[What to produce] Find each line with "충북문화재단" and copy it.

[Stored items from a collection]

>> begin

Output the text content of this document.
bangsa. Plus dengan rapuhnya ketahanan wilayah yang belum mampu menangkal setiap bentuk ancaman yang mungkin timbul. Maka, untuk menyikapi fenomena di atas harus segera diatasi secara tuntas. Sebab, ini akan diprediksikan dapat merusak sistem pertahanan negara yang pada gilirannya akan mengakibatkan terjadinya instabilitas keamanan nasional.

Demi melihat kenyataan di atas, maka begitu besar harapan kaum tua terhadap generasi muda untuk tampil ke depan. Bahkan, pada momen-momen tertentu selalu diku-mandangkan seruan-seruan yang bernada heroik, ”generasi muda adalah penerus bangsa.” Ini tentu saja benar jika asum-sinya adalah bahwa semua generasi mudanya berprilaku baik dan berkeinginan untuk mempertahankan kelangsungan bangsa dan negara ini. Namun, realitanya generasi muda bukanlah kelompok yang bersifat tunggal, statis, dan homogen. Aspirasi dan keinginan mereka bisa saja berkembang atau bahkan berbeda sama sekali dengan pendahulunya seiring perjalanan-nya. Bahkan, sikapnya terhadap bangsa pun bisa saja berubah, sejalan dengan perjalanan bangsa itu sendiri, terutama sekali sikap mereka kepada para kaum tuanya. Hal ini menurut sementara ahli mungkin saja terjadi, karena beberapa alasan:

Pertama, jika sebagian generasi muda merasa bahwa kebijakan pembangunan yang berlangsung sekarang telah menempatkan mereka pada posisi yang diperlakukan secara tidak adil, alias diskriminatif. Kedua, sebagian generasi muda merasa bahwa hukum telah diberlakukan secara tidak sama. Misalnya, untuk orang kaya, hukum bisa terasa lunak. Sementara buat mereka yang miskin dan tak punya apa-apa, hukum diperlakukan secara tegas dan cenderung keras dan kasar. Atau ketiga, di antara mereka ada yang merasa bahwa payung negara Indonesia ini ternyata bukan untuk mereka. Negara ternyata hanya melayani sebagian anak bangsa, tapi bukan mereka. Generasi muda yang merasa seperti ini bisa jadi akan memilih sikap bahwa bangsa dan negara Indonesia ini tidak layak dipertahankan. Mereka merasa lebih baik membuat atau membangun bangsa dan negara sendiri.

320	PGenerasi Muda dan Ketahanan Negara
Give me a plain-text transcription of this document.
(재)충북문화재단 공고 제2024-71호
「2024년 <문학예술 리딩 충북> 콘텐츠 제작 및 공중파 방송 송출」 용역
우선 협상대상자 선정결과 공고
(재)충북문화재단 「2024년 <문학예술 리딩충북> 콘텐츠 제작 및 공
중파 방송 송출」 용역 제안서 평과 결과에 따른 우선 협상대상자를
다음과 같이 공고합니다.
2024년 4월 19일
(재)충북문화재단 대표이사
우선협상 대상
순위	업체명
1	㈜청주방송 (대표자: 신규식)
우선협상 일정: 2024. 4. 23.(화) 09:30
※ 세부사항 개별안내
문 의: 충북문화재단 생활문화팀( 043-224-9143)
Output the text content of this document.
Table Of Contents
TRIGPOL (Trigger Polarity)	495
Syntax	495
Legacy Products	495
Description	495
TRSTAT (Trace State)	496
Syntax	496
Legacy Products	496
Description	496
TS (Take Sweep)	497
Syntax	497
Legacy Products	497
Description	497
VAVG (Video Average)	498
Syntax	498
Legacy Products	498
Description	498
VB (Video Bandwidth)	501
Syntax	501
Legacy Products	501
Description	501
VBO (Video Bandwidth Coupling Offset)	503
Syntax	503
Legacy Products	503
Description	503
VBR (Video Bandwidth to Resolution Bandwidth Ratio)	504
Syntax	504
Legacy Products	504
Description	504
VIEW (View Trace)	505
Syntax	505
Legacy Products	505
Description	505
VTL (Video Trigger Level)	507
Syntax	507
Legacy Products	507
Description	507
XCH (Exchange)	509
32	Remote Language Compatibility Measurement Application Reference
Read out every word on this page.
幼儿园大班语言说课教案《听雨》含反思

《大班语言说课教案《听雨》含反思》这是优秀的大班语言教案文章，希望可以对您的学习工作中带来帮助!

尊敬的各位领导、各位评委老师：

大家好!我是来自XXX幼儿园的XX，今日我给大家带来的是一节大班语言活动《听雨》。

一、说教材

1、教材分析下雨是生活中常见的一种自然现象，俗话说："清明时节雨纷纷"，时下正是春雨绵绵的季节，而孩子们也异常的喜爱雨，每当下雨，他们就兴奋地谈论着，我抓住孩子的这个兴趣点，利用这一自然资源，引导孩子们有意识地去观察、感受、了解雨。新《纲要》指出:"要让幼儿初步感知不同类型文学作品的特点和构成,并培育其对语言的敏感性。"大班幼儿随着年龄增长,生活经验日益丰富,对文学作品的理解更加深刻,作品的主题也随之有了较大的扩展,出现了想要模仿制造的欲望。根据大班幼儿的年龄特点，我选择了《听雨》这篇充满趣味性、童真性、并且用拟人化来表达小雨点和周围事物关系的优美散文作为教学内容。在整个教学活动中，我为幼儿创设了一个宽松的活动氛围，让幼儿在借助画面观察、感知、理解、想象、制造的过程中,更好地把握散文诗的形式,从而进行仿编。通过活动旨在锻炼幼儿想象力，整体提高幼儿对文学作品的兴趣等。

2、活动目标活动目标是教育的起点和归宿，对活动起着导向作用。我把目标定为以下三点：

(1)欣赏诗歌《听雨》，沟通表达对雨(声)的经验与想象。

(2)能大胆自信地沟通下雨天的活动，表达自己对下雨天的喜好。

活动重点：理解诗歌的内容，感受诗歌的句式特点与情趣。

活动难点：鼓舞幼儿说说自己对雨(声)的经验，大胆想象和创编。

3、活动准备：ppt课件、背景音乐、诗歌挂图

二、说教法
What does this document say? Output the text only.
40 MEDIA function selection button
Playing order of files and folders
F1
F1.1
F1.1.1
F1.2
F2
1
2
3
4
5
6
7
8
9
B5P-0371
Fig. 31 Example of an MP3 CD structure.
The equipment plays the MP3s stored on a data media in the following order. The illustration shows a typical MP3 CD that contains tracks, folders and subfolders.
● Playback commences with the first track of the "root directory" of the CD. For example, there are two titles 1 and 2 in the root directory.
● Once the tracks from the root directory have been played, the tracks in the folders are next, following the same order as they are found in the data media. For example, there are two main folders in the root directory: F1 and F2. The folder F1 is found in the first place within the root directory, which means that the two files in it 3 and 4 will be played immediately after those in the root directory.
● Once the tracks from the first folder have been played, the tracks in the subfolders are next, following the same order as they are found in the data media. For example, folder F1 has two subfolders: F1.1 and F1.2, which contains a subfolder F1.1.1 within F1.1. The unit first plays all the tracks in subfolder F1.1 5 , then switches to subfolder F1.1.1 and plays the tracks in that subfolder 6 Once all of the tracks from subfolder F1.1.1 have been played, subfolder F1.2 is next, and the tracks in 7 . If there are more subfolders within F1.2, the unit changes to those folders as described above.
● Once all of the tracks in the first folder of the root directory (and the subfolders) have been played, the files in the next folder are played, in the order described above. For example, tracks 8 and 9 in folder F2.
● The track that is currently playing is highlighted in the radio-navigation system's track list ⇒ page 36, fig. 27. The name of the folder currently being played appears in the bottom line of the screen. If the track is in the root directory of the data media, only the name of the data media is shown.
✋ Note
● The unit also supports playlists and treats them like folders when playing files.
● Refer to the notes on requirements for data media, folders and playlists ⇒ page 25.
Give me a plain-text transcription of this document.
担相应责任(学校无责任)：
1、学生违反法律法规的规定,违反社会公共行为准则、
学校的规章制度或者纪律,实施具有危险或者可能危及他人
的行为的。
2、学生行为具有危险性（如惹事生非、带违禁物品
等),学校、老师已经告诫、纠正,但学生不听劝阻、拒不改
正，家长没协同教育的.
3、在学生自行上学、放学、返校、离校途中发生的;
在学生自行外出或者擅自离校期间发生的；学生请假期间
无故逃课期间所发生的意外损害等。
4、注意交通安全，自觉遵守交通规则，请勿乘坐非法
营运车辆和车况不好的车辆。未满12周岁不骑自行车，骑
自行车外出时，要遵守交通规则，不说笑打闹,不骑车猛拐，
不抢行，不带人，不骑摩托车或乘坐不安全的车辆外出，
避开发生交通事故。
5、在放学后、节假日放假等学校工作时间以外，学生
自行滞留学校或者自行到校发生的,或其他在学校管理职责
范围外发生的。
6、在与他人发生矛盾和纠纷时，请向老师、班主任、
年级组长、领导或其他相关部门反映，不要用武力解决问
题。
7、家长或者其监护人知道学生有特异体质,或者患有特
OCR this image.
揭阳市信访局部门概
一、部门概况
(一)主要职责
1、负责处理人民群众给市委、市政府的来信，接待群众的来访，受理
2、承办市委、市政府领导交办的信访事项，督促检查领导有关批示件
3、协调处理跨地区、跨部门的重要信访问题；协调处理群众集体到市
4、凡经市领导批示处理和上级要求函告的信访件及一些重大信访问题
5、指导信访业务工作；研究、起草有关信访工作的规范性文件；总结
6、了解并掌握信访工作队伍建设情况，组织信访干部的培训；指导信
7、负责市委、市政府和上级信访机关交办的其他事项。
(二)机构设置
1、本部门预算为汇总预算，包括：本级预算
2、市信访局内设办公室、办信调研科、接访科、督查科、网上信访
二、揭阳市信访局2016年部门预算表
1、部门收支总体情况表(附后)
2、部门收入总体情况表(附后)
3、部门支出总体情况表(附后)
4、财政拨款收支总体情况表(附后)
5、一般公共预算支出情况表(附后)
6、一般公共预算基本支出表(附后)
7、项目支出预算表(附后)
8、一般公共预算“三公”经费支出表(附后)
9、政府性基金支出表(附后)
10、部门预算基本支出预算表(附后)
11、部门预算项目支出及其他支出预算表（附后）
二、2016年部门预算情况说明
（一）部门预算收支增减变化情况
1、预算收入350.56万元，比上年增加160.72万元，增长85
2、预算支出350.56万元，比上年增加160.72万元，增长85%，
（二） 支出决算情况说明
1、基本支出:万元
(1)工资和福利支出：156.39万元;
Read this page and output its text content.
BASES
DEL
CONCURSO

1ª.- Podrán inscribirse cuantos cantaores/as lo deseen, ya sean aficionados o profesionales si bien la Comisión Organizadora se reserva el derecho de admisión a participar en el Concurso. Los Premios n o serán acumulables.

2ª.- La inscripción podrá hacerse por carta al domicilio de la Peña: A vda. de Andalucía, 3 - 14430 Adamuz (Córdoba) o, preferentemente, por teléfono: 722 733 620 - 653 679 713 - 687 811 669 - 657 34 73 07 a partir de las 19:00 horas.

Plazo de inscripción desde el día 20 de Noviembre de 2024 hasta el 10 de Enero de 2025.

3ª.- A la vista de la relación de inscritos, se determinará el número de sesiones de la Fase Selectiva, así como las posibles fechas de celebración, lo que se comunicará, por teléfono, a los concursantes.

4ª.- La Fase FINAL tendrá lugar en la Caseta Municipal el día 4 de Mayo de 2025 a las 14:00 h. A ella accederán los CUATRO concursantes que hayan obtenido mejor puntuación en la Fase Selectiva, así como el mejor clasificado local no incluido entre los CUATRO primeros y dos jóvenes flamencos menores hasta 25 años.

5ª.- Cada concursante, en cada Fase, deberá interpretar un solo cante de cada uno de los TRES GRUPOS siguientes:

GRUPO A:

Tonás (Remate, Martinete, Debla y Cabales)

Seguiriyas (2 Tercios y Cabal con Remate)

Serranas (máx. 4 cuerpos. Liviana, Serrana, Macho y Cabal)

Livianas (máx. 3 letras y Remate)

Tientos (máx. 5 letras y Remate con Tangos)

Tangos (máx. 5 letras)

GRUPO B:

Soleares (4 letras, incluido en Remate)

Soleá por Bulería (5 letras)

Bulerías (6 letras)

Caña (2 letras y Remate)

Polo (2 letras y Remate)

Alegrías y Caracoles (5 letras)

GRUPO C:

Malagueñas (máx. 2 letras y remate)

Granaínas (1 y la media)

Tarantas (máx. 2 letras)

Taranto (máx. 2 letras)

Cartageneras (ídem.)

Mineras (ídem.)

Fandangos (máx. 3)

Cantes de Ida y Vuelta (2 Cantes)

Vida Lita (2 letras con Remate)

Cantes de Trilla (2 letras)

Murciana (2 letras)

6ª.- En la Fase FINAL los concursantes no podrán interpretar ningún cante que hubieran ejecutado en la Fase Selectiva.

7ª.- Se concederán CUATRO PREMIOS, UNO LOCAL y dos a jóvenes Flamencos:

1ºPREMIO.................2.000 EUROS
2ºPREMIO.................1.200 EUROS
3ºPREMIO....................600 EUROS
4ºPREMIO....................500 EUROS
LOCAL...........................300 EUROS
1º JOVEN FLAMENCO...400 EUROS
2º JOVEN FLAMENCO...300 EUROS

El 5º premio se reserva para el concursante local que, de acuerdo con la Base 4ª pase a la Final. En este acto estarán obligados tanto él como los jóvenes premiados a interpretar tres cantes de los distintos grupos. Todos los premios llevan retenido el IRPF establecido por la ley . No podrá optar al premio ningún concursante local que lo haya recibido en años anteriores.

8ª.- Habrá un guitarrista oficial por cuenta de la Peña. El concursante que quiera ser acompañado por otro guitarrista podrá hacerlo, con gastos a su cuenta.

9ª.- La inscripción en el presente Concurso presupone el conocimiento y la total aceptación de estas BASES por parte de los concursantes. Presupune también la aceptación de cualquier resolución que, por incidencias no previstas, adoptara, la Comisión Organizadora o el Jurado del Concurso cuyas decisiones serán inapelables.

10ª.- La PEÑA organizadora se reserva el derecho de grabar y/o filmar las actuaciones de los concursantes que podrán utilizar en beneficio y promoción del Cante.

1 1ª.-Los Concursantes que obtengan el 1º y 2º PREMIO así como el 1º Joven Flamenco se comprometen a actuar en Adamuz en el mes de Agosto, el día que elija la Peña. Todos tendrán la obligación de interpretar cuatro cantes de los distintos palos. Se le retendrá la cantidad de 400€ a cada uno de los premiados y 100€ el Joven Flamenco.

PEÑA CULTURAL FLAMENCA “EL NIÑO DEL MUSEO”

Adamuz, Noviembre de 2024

>> end

[Answer in full]
(재)충북문화재단 공고 제2024-71호
(재)충북문화재단 「2024년 <문학예술 리딩충북> 콘텐츠 제작 및 공
(재)충북문화재단 대표이사
문 의: 충북문화재단 생활문화팀( 043-224-9143)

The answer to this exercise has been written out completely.